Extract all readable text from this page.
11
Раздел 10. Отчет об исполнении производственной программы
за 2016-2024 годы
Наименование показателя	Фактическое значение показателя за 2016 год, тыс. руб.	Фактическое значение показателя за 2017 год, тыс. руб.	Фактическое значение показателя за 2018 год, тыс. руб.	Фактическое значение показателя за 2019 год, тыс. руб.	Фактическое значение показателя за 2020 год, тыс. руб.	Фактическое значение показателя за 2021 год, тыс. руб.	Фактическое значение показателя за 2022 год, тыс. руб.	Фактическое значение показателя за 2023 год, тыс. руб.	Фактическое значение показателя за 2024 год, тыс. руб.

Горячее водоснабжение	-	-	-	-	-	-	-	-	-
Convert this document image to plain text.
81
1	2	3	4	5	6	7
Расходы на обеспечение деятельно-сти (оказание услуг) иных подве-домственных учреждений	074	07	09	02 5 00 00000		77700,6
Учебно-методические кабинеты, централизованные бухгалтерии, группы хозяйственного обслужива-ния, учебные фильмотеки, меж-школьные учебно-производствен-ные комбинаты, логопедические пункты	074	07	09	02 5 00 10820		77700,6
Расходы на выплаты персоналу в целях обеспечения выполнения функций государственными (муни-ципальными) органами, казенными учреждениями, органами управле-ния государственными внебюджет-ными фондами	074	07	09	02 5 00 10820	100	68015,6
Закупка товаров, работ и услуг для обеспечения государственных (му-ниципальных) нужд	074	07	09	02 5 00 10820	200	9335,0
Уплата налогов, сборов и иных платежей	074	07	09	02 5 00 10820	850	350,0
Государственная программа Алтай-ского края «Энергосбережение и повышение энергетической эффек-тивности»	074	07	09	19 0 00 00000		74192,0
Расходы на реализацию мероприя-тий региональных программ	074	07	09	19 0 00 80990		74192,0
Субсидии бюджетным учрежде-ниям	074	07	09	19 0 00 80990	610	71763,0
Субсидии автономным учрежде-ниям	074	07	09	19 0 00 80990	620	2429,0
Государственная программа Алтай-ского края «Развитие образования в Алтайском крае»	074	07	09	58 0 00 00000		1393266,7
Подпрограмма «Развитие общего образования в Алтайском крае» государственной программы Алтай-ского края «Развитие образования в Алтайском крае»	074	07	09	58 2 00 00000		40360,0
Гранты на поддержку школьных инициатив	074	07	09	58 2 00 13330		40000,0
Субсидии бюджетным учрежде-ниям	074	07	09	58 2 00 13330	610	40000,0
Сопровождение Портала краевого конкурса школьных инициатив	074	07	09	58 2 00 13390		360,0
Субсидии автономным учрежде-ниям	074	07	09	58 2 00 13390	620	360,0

#####

Aim
Output the records exactly, including every line.

Answer
Extract all readable text from this page.
11
Раздел 10. Отчет об исполнении производственной программы
за 2016-2024 годы
Наименование показателя	Фактическое значение показателя за 2016 год, тыс. руб.	Фактическое значение показателя за 2017 год, тыс. руб.	Фактическое значение показателя за 2018 год, тыс. руб.	Фактическое значение показателя за 2019 год, тыс. руб.	Фактическое значение показателя за 2020 год, тыс. руб.	Фактическое значение показателя за 2021 год, тыс. руб.	Фактическое значение показателя за 2022 год, тыс. руб.	Фактическое значение показателя за 2023 год, тыс. руб.	Фактическое значение показателя за 2024 год, тыс. руб.

Горячее водоснабжение	-	-	-	-	-	-	-	-	-
Convert this document image to plain text.
81
1	2	3	4	5	6	7
Расходы на обеспечение деятельно-сти (оказание услуг) иных подве-домственных учреждений	074	07	09	02 5 00 00000		77700,6
Учебно-методические кабинеты, централизованные бухгалтерии, группы хозяйственного обслужива-ния, учебные фильмотеки, меж-школьные учебно-производствен-ные комбинаты, логопедические пункты	074	07	09	02 5 00 10820		77700,6
Расходы на выплаты персоналу в целях обеспечения выполнения функций государственными (муни-ципальными) органами, казенными учреждениями, органами управле-ния государственными внебюджет-ными фондами	074	07	09	02 5 00 10820	100	68015,6
Закупка товаров, работ и услуг для обеспечения государственных (му-ниципальных) нужд	074	07	09	02 5 00 10820	200	9335,0
Уплата налогов, сборов и иных платежей	074	07	09	02 5 00 10820	850	350,0
Государственная программа Алтай-ского края «Энергосбережение и повышение энергетической эффек-тивности»	074	07	09	19 0 00 00000		74192,0
Расходы на реализацию мероприя-тий региональных программ	074	07	09	19 0 00 80990		74192,0
Субсидии бюджетным учрежде-ниям	074	07	09	19 0 00 80990	610	71763,0
Субсидии автономным учрежде-ниям	074	07	09	19 0 00 80990	620	2429,0
Государственная программа Алтай-ского края «Развитие образования в Алтайском крае»	074	07	09	58 0 00 00000		1393266,7
Подпрограмма «Развитие общего образования в Алтайском крае» государственной программы Алтай-ского края «Развитие образования в Алтайском крае»	074	07	09	58 2 00 00000		40360,0
Гранты на поддержку школьных инициатив	074	07	09	58 2 00 13330		40000,0
Субсидии бюджетным учрежде-ниям	074	07	09	58 2 00 13330	610	40000,0
Сопровождение Портала краевого конкурса школьных инициатив	074	07	09	58 2 00 13390		360,0
Субсидии автономным учрежде-ниям	074	07	09	58 2 00 13390	620	360,0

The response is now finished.